Collected data:

---*---

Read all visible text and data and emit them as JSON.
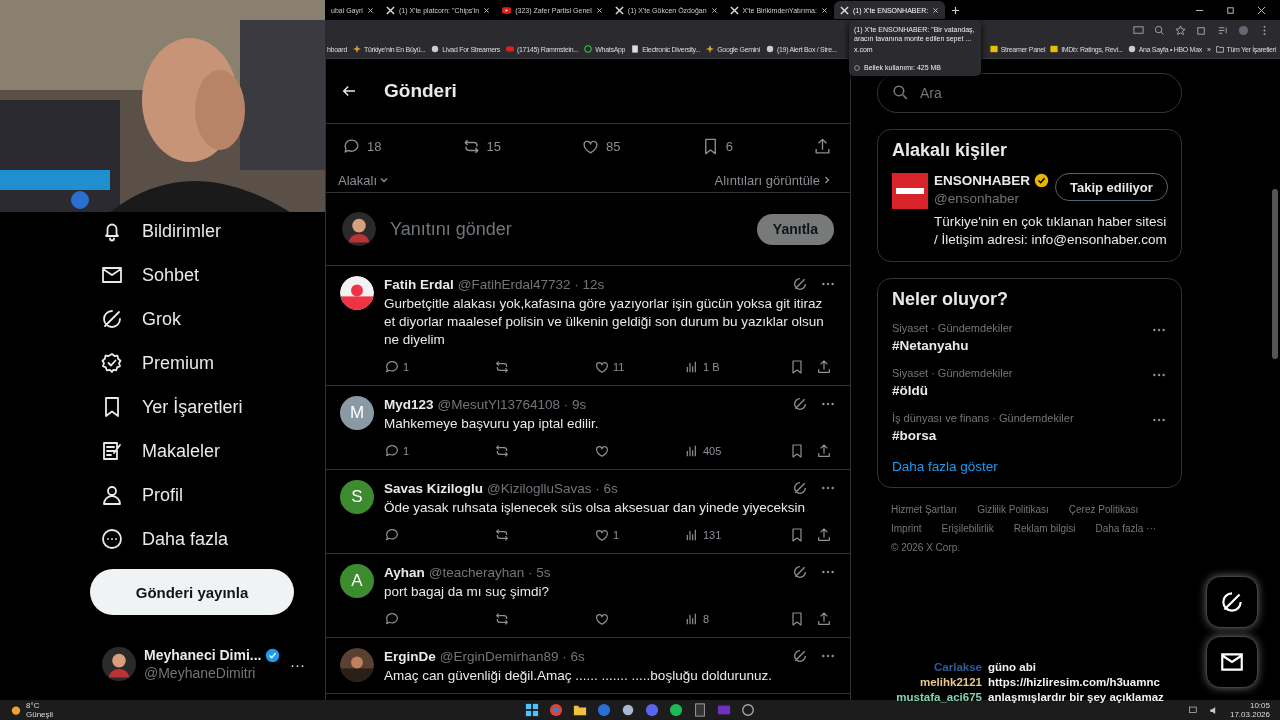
{
  "tabs": [
    {
      "title": "ubai Gayri",
      "selected": false,
      "kind": "plain"
    },
    {
      "title": "(1) X'te platcorn: \"Chips'in",
      "selected": false,
      "kind": "x"
    },
    {
      "title": "(323) Zafer Partisi Genel",
      "selected": false,
      "kind": "video"
    },
    {
      "title": "(1) X'te Gökcen Özdoğan",
      "selected": false,
      "kind": "x"
    },
    {
      "title": "X'te BirikimdenYatırıma:",
      "selected": false,
      "kind": "x"
    },
    {
      "title": "(1) X'te ENSONHABER:",
      "selected": true,
      "kind": "x"
    }
  ],
  "tab_tooltip": {
    "title": "(1) X'te ENSONHABER: \"Bir vatandaş, aracın tavanına monte edilen sepet ...",
    "domain": "x.com",
    "memory": "Bellek kullanımı: 425 MB"
  },
  "bookmarks": [
    {
      "label": "hboard",
      "kind": "none"
    },
    {
      "label": "Türkiye'nin En Büyü...",
      "kind": "star"
    },
    {
      "label": "Livad For Streamers",
      "kind": "circle"
    },
    {
      "label": "(17145) Rammstein...",
      "kind": "video"
    },
    {
      "label": "WhatsApp",
      "kind": "chat"
    },
    {
      "label": "Electronic Diversity...",
      "kind": "page"
    },
    {
      "label": "Google Gemini",
      "kind": "star"
    },
    {
      "label": "(19) Alert Box / Stre...",
      "kind": "circle"
    }
  ],
  "bookmarks_right": [
    {
      "label": "Streamer Panel",
      "kind": "page"
    },
    {
      "label": "IMDb: Ratings, Revi...",
      "kind": "page"
    },
    {
      "label": "Ana Sayfa • HBO Max",
      "kind": "circle"
    }
  ],
  "bookmarks_more": "»",
  "all_bookmarks": "Tüm Yer İşaretleri",
  "nav": [
    {
      "label": "Bildirimler",
      "kind": "bell"
    },
    {
      "label": "Sohbet",
      "kind": "mail"
    },
    {
      "label": "Grok",
      "kind": "grok"
    },
    {
      "label": "Premium",
      "kind": "badge"
    },
    {
      "label": "Yer İşaretleri",
      "kind": "bookmark"
    },
    {
      "label": "Makaleler",
      "kind": "article"
    },
    {
      "label": "Profil",
      "kind": "person"
    },
    {
      "label": "Daha fazla",
      "kind": "more"
    }
  ],
  "post_button": "Gönderi yayınla",
  "account": {
    "name": "Meyhaneci Dimi...",
    "handle": "@MeyhaneDimitri",
    "verified": true,
    "more": "···"
  },
  "header": {
    "title": "Gönderi"
  },
  "stats": [
    {
      "kind": "reply",
      "count": "18"
    },
    {
      "kind": "repost",
      "count": "15"
    },
    {
      "kind": "like",
      "count": "85"
    },
    {
      "kind": "bookmark",
      "count": "6"
    },
    {
      "kind": "share"
    }
  ],
  "sort": {
    "label": "Alakalı",
    "quotes": "Alıntıları görüntüle"
  },
  "composer": {
    "placeholder": "Yanıtını gönder",
    "button": "Yanıtla",
    "disabled": true
  },
  "replies": [
    {
      "name": "Fatih Erdal",
      "handle": "@FatihErdal47732 · 12s",
      "text": "Gurbetçitle alakası yok,kafasına göre yazıyorlar işin gücün yoksa git itiraz et diyorlar maalesef polisin ve ülkenin geldiği son durum bu yazıklar olsun ne diyelim",
      "counts": {
        "reply": "1",
        "like": "11",
        "views": "1 B"
      }
    },
    {
      "name": "Myd123",
      "handle": "@MesutYl13764108 · 9s",
      "text": "Mahkemeye başvuru yap iptal edilir.",
      "avatar": {
        "kind": "letter",
        "letter": "M",
        "color": "#8a9aa4"
      },
      "counts": {
        "reply": "1",
        "views": "405"
      }
    },
    {
      "name": "Savas Kiziloglu",
      "handle": "@KiziloglluSavas · 6s",
      "text": "Öde yasak ruhsata işlenecek süs olsa aksesuar dan yinede yiyeceksin",
      "avatar": {
        "kind": "letter",
        "letter": "S",
        "color": "#3d8b2f"
      },
      "counts": {
        "like": "1",
        "views": "131"
      }
    },
    {
      "name": "Ayhan",
      "handle": "@teacherayhan · 5s",
      "text": "port bagaj da mı suç şimdi?",
      "avatar": {
        "kind": "letter",
        "letter": "A",
        "color": "#3d8b2f"
      },
      "counts": {
        "views": "8"
      }
    },
    {
      "name": "ErginDe",
      "handle": "@ErginDemirhan89 · 6s",
      "text": "Amaç can güvenliği değil.Amaç ...... ....... .....boşluğu doldurunuz."
    }
  ],
  "search": {
    "placeholder": "Ara"
  },
  "people": {
    "title": "Alakalı kişiler",
    "name": "ENSONHABER",
    "verified": true,
    "handle": "@ensonhaber",
    "button": "Takip ediliyor",
    "bio": "Türkiye'nin en çok tıklanan haber sitesi / İletişim adresi: info@ensonhaber.com"
  },
  "trends": {
    "title": "Neler oluyor?",
    "items": [
      {
        "context": "Siyaset · Gündemdekiler",
        "tag": "#Netanyahu"
      },
      {
        "context": "Siyaset · Gündemdekiler",
        "tag": "#öldü"
      },
      {
        "context": "İş dünyası ve finans · Gündemdekiler",
        "tag": "#borsa"
      }
    ],
    "more": "Daha fazla göster"
  },
  "footer": [
    "Hizmet Şartları",
    "Gizlilik Politikası",
    "Çerez Politikası",
    "Imprint",
    "Erişilebilirlik",
    "Reklam bilgisi",
    "Daha fazla ···"
  ],
  "copyright": "© 2026 X Corp.",
  "chat": [
    {
      "user": "Carlakse",
      "message": "güno abi",
      "color": "#2e5a9a"
    },
    {
      "user": "melihk2121",
      "message": "https://hizliresim.com/h3uamnc",
      "color": "#e8c88a"
    },
    {
      "user": "mustafa_aci675",
      "message": "anlaşmışlardır bir şey açıklamaz",
      "color": "#7fd6b0"
    }
  ],
  "taskbar": {
    "temp": "8°C",
    "weather": "Güneşli",
    "time": "10:05",
    "date": "17.03.2026"
  }
}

---*---

* [Exercise goal]:
Filter out every line that lacks the word "true", and copy the rest.

* [Correct response]:
      "selected": true,
    "verified": true,
    "disabled": true
    "verified": true,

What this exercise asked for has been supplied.